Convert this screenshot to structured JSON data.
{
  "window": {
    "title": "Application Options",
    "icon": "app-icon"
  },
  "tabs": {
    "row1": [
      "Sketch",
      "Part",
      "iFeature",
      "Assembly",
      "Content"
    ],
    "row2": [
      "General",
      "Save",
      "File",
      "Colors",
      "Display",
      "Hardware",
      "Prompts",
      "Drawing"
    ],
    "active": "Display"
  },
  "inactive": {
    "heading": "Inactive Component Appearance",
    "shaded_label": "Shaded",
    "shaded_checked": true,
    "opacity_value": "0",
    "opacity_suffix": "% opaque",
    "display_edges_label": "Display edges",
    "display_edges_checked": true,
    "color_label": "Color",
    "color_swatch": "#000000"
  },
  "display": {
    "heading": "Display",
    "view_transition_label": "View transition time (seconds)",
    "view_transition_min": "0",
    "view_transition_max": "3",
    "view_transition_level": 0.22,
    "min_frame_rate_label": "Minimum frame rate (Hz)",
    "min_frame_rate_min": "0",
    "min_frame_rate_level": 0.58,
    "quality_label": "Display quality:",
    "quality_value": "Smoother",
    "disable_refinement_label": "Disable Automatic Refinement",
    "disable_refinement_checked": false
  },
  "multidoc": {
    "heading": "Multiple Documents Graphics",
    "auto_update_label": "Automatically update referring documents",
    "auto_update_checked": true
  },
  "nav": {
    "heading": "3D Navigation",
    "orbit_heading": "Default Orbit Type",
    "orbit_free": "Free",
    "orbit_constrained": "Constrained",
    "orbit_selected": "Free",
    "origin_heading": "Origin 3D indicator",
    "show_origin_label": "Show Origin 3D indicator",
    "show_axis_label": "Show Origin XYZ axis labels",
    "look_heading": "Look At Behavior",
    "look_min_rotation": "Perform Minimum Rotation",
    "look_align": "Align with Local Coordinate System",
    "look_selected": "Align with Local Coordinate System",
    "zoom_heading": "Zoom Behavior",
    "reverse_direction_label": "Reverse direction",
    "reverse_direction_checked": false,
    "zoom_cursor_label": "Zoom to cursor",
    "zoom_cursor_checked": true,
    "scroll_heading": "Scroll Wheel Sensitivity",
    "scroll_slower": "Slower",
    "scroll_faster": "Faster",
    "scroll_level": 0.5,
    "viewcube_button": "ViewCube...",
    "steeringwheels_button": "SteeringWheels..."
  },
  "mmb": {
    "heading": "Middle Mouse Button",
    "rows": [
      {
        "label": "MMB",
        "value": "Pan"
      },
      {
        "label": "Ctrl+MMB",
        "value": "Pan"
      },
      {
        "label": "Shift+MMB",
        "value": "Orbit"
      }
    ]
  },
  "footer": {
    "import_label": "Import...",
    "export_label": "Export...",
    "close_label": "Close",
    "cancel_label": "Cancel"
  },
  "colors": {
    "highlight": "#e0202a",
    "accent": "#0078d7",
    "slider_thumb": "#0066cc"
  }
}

--

◆ WORK INSTRUCTIONS: All of the entries need to be reproduced exactly; please write them out.

◆ OUTPUT OF THE EXERCISE:
Convert this screenshot to structured JSON data.
{
  "window": {
    "title": "Application Options",
    "icon": "app-icon"
  },
  "tabs": {
    "row1": [
      "Sketch",
      "Part",
      "iFeature",
      "Assembly",
      "Content"
    ],
    "row2": [
      "General",
      "Save",
      "File",
      "Colors",
      "Display",
      "Hardware",
      "Prompts",
      "Drawing"
    ],
    "active": "Display"
  },
  "inactive": {
    "heading": "Inactive Component Appearance",
    "shaded_label": "Shaded",
    "shaded_checked": true,
    "opacity_value": "0",
    "opacity_suffix": "% opaque",
    "display_edges_label": "Display edges",
    "display_edges_checked": true,
    "color_label": "Color",
    "color_swatch": "#000000"
  },
  "display": {
    "heading": "Display",
    "view_transition_label": "View transition time (seconds)",
    "view_transition_min": "0",
    "view_transition_max": "3",
    "view_transition_level": 0.22,
    "min_frame_rate_label": "Minimum frame rate (Hz)",
    "min_frame_rate_min": "0",
    "min_frame_rate_level": 0.58,
    "quality_label": "Display quality:",
    "quality_value": "Smoother",
    "disable_refinement_label": "Disable Automatic Refinement",
    "disable_refinement_checked": false
  },
  "multidoc": {
    "heading": "Multiple Documents Graphics",
    "auto_update_label": "Automatically update referring documents",
    "auto_update_checked": true
  },
  "nav": {
    "heading": "3D Navigation",
    "orbit_heading": "Default Orbit Type",
    "orbit_free": "Free",
    "orbit_constrained": "Constrained",
    "orbit_selected": "Free",
    "origin_heading": "Origin 3D indicator",
    "show_origin_label": "Show Origin 3D indicator",
    "show_axis_label": "Show Origin XYZ axis labels",
    "look_heading": "Look At Behavior",
    "look_min_rotation": "Perform Minimum Rotation",
    "look_align": "Align with Local Coordinate System",
    "look_selected": "Align with Local Coordinate System",
    "zoom_heading": "Zoom Behavior",
    "reverse_direction_label": "Reverse direction",
    "reverse_direction_checked": false,
    "zoom_cursor_label": "Zoom to cursor",
    "zoom_cursor_checked": true,
    "scroll_heading": "Scroll Wheel Sensitivity",
    "scroll_slower": "Slower",
    "scroll_faster": "Faster",
    "scroll_level": 0.5,
    "viewcube_button": "ViewCube...",
    "steeringwheels_button": "SteeringWheels..."
  },
  "mmb": {
    "heading": "Middle Mouse Button",
    "rows": [
      {
        "label": "MMB",
        "value": "Pan"
      },
      {
        "label": "Ctrl+MMB",
        "value": "Pan"
      },
      {
        "label": "Shift+MMB",
        "value": "Orbit"
      }
    ]
  },
  "footer": {
    "import_label": "Import...",
    "export_label": "Export...",
    "close_label": "Close",
    "cancel_label": "Cancel"
  },
  "colors": {
    "highlight": "#e0202a",
    "accent": "#0078d7",
    "slider_thumb": "#0066cc"
  }
}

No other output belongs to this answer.